■ **Excerpt**
################

Gary Allis beef image

Missing out on even 10% of early growth potential in black and white bulls or continental-cross beef cattle could increase finishing times by 14 days and feed requirements by a minimum of 220kg, claims KW nutritionist Charlotte Ward. Cattle are also harder to finish to market requirements, reducing income and further eroding margins.

“Time to slaughter, quality of finish and total feed cost are three critical factors that have a major impact on beef margins and overall unit profitability,” she states. “Maximising early liveweight gain (LWG), when feed is converted into growth most efficiently (figure 1), is one of the most cost-effective ways to improve all three factors.

“But remember that the aim is for lean (muscle) growth and LWG, so it’s also important to minimise fat deposition during that early growth phase.”

Beef feed requirements graph
Figure 1 – Increase in beef cattle feed requirements per unit of growth with age – Click to enlarge

Boosting early growth

Fast rates of lean tissue growth can only be achieved when the animal’s requirement for  metabolisable protein (MP) is consistently met. That MP supply comes from a combination of rumen microbial protein and rumen-bypass protein, so the key to driving early lean growth is to ensure a good supply of both by feeding higher quality protein during the first five months of growth.

################

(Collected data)

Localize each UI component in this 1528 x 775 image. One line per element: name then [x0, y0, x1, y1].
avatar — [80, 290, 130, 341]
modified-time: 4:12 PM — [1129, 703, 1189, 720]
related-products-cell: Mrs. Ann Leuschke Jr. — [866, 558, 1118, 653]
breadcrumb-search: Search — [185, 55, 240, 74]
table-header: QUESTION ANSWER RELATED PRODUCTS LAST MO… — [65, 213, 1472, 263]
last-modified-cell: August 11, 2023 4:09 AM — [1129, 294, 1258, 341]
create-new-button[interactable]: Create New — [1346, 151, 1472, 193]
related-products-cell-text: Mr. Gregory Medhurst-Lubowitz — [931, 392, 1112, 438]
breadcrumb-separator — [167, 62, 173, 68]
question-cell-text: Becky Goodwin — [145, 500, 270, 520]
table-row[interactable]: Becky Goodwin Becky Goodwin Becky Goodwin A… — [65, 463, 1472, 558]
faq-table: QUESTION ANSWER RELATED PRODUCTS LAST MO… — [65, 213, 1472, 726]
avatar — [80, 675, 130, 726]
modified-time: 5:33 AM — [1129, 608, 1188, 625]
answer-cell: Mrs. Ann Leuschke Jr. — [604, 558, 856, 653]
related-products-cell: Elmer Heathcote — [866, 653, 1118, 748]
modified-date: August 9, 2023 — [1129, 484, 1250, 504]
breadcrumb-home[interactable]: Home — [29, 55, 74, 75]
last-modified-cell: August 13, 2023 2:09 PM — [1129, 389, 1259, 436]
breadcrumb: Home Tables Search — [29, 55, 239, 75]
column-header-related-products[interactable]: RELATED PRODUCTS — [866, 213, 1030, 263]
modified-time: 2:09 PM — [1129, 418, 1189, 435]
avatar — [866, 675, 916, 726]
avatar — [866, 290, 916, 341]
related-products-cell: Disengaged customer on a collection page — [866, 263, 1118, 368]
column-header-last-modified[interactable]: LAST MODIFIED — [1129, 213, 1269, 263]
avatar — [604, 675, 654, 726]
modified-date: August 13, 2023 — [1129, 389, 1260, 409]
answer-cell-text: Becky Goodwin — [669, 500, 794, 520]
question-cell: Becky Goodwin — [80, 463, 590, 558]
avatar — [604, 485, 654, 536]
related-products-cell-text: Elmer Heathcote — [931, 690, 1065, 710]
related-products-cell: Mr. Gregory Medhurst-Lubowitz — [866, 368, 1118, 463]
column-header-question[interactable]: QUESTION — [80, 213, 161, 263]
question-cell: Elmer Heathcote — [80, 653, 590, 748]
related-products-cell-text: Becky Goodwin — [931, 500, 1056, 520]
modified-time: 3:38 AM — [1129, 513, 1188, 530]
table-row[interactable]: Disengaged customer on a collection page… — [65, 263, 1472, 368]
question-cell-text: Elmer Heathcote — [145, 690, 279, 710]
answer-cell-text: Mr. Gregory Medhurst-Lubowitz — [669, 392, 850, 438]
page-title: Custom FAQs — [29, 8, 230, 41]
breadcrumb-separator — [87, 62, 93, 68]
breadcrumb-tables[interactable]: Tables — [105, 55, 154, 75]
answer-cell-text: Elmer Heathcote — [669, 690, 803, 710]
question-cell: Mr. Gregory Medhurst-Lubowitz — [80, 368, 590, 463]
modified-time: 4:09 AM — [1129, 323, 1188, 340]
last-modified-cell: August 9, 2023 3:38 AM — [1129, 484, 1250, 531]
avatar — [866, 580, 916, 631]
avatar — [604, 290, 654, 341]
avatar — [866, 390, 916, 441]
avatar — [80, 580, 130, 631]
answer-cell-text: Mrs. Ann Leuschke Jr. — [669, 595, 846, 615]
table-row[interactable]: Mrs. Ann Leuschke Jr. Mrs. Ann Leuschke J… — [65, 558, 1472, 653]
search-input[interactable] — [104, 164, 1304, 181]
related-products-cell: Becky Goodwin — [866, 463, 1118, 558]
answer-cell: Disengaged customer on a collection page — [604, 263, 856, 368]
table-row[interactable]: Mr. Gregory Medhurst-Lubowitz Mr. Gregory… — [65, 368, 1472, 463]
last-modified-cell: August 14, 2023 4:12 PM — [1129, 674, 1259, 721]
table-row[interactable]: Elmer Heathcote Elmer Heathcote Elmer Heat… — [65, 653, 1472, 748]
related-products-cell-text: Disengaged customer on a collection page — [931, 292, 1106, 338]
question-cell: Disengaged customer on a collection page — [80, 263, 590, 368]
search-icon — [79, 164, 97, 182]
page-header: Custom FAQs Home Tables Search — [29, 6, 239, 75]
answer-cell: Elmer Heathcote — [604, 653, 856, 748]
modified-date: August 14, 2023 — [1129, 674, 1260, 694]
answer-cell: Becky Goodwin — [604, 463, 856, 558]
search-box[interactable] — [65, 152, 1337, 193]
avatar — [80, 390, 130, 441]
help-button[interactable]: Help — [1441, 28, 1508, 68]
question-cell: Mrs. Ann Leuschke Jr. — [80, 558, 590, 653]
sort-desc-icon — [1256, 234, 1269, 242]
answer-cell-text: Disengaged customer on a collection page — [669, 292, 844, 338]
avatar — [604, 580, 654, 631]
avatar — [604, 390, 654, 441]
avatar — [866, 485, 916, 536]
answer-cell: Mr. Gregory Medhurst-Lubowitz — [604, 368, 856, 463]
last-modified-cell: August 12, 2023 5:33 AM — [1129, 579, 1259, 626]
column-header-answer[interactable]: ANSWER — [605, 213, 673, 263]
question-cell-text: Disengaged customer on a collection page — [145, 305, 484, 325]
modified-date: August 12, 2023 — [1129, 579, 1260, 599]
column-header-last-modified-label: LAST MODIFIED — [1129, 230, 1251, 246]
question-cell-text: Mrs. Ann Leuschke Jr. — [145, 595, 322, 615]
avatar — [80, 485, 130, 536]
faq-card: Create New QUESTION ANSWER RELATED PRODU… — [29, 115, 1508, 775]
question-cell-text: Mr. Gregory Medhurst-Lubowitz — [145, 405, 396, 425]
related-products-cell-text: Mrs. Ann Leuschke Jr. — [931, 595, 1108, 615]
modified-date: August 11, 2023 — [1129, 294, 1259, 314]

################

■ **Questions**
(a) List the factors that the beef cattle growth excerpt identifies as critical to beef margins and overall unit profitability.
(b) Please say whether each statement agrees with the beef cattle growth excerpt, answering yes or no and quoting the deciding words: (i) Missing 10% of early growth potential could add 14 days to finishing times. (ii) Fat deposition should be encouraged during the early growth phase. (iii) Higher quality protein should be fed during the first five months of growth.
(c) Summarize the beef cattle growth excerpt in two sentences.

■ **Results**
(a)
- Time to slaughter
- Quality of finish
- Total feed cost

(b)
(i) Yes: "could increase finishing times by 14 days"
(ii) No: "it’s also important to minimise fat deposition during that early growth phase"
(iii) Yes: "feeding higher quality protein during the first five months of growth"

(c) Missing even 10% of early growth potential in beef cattle can lengthen finishing times, raise feed requirements and erode margins, so maximizing early liveweight gain while minimizing fat deposition is a cost-effective way to improve time to slaughter, quality of finish and total feed cost. Fast lean growth depends on consistently meeting the animal's metabolisable protein requirement from both rumen microbial protein and rumen-bypass protein, which calls for feeding higher quality protein during the first five months of growth.